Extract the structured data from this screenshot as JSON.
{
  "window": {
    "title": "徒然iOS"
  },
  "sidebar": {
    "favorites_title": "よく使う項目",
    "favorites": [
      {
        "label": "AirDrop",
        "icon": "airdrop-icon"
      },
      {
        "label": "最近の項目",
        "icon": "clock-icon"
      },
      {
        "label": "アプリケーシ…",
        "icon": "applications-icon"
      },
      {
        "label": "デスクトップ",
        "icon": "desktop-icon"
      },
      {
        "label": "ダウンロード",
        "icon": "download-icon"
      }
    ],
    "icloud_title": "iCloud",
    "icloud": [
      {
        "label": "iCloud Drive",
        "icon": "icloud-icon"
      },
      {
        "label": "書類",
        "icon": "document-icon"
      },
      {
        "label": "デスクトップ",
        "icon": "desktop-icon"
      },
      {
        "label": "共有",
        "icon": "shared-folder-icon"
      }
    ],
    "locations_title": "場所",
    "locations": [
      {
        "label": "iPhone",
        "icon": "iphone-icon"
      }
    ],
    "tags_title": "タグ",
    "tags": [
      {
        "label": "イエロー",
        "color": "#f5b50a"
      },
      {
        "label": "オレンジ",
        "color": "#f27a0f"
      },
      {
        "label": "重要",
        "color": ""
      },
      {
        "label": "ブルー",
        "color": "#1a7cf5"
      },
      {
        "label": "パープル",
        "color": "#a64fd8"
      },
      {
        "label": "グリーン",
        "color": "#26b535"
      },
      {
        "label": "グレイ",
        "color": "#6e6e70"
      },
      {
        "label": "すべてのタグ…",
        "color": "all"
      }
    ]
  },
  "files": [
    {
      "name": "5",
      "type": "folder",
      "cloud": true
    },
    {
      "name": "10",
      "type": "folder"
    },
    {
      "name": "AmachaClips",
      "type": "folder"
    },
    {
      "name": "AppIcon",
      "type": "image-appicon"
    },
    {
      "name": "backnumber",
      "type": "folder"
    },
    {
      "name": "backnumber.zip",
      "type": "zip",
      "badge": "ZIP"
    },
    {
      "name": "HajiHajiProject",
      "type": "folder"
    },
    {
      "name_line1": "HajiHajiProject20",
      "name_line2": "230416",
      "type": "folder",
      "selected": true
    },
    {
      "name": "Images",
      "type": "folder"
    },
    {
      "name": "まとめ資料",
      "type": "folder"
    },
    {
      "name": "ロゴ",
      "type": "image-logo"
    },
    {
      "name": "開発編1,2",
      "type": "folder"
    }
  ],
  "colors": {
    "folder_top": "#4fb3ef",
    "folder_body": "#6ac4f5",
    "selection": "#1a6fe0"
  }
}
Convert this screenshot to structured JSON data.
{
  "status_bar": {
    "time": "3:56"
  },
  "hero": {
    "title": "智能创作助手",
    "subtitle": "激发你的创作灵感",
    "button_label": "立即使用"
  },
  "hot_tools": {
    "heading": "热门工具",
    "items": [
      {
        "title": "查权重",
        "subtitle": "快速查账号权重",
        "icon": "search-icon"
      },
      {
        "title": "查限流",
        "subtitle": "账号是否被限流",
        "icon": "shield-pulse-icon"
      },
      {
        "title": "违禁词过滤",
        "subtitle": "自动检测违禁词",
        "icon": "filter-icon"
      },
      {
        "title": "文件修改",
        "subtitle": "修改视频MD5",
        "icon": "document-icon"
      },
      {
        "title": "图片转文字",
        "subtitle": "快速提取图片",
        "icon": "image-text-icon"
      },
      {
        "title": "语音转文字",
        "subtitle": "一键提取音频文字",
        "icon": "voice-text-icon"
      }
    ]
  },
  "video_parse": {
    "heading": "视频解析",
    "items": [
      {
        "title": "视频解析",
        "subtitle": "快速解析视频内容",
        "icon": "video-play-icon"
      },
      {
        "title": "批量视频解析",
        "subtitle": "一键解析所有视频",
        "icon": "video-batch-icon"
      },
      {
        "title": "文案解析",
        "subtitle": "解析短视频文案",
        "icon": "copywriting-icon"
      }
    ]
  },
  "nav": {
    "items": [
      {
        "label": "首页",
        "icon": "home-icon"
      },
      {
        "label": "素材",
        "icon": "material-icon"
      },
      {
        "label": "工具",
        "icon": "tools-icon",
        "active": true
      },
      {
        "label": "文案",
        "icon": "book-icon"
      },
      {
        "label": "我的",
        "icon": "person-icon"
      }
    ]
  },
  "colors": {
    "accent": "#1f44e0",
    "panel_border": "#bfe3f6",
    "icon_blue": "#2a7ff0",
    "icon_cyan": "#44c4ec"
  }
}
======
_EXERCISE_:
Gather up the lines that contain the word "true".

_RIGHT ANSWER_:
      "cloud": true
      "selected": true
        "active": true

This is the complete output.